━━ ESTRATTO DELLA PAGINA

Così, anche gli afghani saranno costretti a percorrere, senza alcuna scorciatoia, il faticoso cammino verso la modernità che abbiamo percorso noi occidentali, attraverso secoli di conflitti, lutti e sofferenze. A noi resterà la consolazione di stare a guardare, finalmente senza essere più per ora direttamente coinvolti. Anche se non potremo fare a meno di litigare tra di noi sul destino dei profughi che con ogni probabilità arriveranno. Ci resterà l’occasione di fare i buoni e di mandare gli aiuti, di fare i “canali umanitari”. Ma ci resterà anche di dover contare i morti, di indignarci per le pratiche barbare dell’islam radicale, di piangere sulla condizione dei bambini e delle donne afghane, sulla restrizione dei diritti umani e sulla privazione delle libertà. In altre parole, nonostante la nostra buona volontà, abbiamo perso.

 

(*) Nel gennaio 2002, a ridosso del primo intervento occidentale in Afghanistan, ebbi modo di partecipare alla redazione, da parte dell’allora Istituto per la Cooperazione allo Sviluppo di Alessandria (ICS), di una pubblicazione divulgativa e formativa dal titolo Afghanistan. Inneschiamo i diritti. A quell’epoca l’ICS stava conducendo proprio in Afghanistan una serie d’interventi di tipo umanitario che furono interrotti a causa dell’azione militare. Nella sezione da me curata della pubblicazione ebbi modo di condurre una trattazione articolata di temi quali i Talebani, il fondamentalismo islamico, Al-Quaida e il terrorismo. Si trattava allora di temi poco noti all’opinione pubblica e meritevoli di approfondimento. Questo mio saggio odierno, dopo due decenni, riprende alcune di quelle tematiche per trarne, purtroppo, le più amare conclusioni, alla luce dell’attualità.

━━━━
━━ DATI REGISTRATI

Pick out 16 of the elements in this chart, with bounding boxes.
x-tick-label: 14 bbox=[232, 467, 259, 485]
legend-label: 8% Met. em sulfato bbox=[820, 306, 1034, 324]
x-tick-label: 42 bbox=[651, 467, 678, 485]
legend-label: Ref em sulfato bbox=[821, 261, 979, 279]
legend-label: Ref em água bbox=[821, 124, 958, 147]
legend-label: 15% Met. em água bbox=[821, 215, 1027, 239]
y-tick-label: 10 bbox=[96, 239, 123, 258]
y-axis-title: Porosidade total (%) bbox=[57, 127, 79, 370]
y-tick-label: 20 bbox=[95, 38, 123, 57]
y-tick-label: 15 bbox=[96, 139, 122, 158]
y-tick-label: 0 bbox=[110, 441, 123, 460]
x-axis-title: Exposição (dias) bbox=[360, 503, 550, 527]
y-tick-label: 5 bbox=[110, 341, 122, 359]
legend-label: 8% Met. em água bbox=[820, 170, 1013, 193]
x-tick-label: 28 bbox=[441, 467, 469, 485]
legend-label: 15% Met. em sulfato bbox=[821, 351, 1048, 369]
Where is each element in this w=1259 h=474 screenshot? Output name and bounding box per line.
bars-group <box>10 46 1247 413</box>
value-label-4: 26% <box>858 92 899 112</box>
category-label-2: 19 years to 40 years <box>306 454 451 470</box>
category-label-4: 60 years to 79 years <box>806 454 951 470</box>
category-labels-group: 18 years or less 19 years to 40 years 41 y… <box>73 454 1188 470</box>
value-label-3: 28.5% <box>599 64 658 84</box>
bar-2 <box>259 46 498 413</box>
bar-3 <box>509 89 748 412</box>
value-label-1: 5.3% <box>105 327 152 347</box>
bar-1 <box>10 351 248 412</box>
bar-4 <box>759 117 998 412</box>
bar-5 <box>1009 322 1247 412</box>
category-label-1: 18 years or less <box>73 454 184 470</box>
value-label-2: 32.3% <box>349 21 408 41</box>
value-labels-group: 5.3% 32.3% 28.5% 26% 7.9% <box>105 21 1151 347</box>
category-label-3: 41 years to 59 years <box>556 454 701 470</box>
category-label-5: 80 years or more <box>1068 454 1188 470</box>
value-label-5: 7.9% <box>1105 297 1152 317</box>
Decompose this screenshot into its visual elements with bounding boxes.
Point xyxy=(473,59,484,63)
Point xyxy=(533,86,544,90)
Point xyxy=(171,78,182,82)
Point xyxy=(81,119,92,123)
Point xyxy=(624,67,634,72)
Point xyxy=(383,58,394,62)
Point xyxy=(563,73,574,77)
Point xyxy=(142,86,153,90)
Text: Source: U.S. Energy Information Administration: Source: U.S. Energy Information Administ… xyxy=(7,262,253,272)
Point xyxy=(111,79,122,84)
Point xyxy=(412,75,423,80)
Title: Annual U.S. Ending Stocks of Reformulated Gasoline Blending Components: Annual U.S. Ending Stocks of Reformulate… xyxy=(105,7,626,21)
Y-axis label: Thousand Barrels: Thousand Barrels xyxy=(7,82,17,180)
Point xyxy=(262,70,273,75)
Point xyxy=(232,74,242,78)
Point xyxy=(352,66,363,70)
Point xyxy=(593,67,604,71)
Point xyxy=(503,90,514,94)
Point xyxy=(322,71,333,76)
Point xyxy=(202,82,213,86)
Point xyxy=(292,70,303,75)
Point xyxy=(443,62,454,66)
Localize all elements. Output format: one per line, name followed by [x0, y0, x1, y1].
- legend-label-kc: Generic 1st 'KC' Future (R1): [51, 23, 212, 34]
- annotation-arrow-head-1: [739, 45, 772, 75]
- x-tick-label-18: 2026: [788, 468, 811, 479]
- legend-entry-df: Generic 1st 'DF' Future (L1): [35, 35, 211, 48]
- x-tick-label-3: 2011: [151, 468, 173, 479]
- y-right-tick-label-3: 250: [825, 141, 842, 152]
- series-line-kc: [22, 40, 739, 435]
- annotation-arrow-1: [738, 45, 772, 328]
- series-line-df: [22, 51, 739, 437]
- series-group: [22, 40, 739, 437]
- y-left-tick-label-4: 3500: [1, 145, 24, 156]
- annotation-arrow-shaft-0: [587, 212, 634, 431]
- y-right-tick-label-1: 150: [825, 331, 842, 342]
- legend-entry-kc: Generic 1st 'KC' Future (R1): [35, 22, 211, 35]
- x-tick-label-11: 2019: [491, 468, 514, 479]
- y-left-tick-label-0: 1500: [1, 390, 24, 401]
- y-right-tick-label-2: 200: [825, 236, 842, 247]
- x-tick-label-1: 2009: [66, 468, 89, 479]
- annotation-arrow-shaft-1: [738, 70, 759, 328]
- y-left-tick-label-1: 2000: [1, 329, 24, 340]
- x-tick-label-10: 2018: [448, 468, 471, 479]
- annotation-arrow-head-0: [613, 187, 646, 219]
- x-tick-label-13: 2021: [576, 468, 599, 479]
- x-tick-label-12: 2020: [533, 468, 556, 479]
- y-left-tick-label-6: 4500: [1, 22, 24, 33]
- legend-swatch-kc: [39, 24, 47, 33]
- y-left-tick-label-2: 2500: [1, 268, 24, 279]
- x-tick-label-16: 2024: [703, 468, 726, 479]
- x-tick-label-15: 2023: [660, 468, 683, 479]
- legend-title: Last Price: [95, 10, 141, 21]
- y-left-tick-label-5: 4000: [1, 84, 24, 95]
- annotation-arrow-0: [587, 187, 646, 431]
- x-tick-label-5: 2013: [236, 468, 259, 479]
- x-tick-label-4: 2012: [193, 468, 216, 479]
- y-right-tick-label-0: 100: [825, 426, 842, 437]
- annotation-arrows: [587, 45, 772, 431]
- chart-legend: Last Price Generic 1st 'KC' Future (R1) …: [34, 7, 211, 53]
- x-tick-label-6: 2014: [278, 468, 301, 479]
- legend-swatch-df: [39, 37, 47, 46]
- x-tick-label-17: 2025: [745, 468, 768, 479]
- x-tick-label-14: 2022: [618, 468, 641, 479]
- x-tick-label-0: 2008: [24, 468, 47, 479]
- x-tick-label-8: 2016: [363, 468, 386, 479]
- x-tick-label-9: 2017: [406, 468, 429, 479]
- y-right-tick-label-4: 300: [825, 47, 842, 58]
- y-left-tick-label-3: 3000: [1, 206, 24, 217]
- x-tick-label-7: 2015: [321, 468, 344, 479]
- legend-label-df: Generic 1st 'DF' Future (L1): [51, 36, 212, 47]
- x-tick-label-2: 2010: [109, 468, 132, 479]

━━━━

Ricopia dall'estratto sull'Afghanistan tutto il tratto da "Così, anche gli" giù fino a "volontà, abbiamo perso.", rinominando "profughi" in "rifugiati". Per svolgere questo esercizio le righe non sono necessarie.

RISPOSTA ATTESA
Così, anche gli afghani saranno costretti a percorrere, senza alcuna scorciatoia, il faticoso cammino verso la modernità che abbiamo percorso noi occidentali, attraverso secoli di conflitti, lutti e sofferenze. A noi resterà la consolazione di stare a guardare, finalmente senza essere più per ora direttamente coinvolti. Anche se non potremo fare a meno di litigare tra di noi sul destino dei rifugiati che con ogni probabilità arriveranno. Ci resterà l’occasione di fare i buoni e di mandare gli aiuti, di fare i “canali umanitari”. Ma ci resterà anche di dover contare i morti, di indignarci per le pratiche barbare dell’islam radicale, di piangere sulla condizione dei bambini e delle donne afghane, sulla restrizione dei diritti umani e sulla privazione delle libertà. In altre parole, nonostante la nostra buona volontà, abbiamo perso.